Stored data:
□ □ □
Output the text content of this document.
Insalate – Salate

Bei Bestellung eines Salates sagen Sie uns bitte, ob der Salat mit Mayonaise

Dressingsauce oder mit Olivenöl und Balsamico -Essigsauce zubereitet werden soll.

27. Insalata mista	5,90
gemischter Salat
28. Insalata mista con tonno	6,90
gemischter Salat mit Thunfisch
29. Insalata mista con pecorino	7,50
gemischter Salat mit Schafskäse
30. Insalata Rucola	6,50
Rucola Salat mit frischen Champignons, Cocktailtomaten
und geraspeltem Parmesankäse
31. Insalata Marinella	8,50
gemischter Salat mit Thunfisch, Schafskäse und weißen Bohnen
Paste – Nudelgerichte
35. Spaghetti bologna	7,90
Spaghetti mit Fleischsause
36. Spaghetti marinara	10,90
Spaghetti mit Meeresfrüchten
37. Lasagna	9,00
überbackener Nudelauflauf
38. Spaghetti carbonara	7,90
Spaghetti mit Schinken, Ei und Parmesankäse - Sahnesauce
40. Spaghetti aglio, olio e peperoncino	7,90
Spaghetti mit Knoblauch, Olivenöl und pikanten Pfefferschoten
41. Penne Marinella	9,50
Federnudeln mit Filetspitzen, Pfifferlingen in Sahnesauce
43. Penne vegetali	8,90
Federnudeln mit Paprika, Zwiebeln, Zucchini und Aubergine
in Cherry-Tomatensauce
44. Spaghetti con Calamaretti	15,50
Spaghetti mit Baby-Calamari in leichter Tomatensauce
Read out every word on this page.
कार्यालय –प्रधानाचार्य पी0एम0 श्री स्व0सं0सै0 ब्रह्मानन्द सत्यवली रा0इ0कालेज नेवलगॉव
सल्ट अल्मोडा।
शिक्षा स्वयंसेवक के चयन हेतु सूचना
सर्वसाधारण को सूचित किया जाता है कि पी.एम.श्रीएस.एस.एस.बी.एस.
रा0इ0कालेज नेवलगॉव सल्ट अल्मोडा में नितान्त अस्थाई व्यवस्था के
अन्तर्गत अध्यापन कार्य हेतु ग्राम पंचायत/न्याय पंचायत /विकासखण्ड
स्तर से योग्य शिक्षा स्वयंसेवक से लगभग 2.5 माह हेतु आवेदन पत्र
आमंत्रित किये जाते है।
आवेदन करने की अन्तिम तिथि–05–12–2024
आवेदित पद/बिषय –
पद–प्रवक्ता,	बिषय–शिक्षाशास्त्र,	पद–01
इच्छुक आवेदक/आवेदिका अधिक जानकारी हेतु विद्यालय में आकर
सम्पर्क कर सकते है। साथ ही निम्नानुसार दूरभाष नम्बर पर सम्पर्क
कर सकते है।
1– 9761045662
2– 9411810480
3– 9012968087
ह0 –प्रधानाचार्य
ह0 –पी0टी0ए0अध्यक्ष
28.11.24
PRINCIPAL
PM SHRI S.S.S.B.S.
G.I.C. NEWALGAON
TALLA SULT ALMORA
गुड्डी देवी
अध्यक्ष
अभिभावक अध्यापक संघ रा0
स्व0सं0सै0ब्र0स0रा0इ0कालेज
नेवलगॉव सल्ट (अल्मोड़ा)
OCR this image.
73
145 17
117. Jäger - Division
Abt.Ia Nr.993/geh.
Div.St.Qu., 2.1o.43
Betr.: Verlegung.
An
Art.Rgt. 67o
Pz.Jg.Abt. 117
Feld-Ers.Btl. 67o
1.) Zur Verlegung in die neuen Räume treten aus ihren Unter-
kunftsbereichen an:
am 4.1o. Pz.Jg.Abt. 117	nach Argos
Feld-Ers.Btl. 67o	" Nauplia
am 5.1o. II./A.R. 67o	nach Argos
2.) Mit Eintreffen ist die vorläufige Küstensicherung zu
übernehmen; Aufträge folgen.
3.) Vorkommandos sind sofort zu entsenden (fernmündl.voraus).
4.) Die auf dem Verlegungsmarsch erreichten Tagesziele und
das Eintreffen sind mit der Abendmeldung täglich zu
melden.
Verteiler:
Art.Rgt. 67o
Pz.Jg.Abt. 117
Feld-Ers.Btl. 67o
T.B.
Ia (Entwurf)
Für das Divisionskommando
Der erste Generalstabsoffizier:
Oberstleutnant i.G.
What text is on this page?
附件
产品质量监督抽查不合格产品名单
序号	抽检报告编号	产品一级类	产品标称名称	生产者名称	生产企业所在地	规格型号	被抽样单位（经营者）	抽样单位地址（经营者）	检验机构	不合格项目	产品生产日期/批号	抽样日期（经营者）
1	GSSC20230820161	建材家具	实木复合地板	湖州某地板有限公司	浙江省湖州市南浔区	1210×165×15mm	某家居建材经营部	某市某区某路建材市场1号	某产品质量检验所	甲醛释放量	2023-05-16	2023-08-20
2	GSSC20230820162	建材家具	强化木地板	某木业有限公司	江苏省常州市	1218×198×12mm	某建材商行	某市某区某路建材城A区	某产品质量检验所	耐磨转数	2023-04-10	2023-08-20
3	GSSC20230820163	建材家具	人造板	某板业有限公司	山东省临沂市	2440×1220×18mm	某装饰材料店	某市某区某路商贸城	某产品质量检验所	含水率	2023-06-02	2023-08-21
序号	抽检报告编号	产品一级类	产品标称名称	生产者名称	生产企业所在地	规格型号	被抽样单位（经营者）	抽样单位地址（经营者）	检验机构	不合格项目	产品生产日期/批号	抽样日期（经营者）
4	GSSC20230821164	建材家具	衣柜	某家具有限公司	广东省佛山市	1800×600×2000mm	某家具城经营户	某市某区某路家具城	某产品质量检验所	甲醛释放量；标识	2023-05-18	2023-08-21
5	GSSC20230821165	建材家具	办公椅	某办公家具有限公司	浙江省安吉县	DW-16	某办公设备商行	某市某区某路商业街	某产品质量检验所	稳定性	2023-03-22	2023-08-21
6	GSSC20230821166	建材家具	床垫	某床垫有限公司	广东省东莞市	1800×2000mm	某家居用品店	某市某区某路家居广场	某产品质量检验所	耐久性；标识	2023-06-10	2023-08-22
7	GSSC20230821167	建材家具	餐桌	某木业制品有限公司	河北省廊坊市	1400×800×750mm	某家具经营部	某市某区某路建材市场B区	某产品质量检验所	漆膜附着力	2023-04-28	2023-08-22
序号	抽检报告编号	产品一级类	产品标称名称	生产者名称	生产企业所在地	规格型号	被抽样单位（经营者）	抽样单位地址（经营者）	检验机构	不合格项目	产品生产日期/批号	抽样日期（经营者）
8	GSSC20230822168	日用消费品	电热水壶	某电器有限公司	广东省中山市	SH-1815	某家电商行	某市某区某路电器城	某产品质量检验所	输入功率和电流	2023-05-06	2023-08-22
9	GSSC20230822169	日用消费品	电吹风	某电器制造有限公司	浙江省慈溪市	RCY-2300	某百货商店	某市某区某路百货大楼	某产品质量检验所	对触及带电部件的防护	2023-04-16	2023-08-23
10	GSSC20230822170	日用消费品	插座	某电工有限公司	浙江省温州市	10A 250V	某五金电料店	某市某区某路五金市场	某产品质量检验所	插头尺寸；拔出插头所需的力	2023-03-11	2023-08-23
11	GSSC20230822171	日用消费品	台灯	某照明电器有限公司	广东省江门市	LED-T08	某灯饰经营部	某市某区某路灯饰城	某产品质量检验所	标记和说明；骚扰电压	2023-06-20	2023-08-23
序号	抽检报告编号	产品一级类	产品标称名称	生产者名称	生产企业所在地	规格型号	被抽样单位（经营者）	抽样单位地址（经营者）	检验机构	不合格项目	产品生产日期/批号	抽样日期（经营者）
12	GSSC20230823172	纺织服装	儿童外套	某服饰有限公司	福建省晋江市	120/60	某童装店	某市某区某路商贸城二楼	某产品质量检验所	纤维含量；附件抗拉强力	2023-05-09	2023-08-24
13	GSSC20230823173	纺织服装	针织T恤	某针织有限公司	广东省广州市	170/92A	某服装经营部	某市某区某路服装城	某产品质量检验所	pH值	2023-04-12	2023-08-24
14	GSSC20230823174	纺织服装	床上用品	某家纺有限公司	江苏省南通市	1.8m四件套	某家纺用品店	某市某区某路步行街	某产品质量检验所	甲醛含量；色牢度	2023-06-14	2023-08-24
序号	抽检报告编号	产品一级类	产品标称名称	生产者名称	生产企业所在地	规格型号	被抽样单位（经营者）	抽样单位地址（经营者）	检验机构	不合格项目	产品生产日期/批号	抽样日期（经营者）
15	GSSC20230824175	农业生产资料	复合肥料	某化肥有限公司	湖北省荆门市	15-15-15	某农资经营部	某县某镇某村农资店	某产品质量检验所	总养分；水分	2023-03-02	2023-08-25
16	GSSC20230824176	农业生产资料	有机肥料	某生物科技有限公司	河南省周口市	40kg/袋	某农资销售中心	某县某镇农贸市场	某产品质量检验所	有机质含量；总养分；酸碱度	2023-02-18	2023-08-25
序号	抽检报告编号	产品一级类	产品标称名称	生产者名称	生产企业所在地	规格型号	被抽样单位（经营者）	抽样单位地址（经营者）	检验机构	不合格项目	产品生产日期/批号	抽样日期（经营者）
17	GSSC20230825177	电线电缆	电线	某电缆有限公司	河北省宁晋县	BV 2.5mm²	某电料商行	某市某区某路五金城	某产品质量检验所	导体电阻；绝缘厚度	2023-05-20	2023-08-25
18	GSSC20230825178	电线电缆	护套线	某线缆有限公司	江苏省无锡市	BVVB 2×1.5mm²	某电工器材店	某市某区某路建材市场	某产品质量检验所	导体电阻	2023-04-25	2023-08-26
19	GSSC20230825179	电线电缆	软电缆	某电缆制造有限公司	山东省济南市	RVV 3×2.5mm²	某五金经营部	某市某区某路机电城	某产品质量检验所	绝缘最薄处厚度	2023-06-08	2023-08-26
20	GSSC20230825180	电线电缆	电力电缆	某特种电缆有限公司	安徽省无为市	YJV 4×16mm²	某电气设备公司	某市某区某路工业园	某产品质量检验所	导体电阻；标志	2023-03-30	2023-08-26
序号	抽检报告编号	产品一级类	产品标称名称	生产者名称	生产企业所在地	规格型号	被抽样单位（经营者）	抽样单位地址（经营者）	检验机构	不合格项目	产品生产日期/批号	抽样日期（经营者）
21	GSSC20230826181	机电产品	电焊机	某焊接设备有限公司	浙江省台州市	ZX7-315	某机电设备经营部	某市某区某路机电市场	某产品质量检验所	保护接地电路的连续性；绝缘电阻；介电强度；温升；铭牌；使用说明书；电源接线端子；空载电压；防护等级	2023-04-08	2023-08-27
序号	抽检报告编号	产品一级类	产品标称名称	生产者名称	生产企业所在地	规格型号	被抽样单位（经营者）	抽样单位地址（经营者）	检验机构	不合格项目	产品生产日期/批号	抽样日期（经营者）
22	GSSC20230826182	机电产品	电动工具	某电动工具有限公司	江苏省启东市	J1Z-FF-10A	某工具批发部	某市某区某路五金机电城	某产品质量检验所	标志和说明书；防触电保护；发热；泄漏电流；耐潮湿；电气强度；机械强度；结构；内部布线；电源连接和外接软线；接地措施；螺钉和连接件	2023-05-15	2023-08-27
□ □ □
Requirement: Using the records above, find and show each line with the string "Thunfisch".

Worked answer:
gemischter Salat mit Thunfisch
gemischter Salat mit Thunfisch, Schafskäse und weißen Bohnen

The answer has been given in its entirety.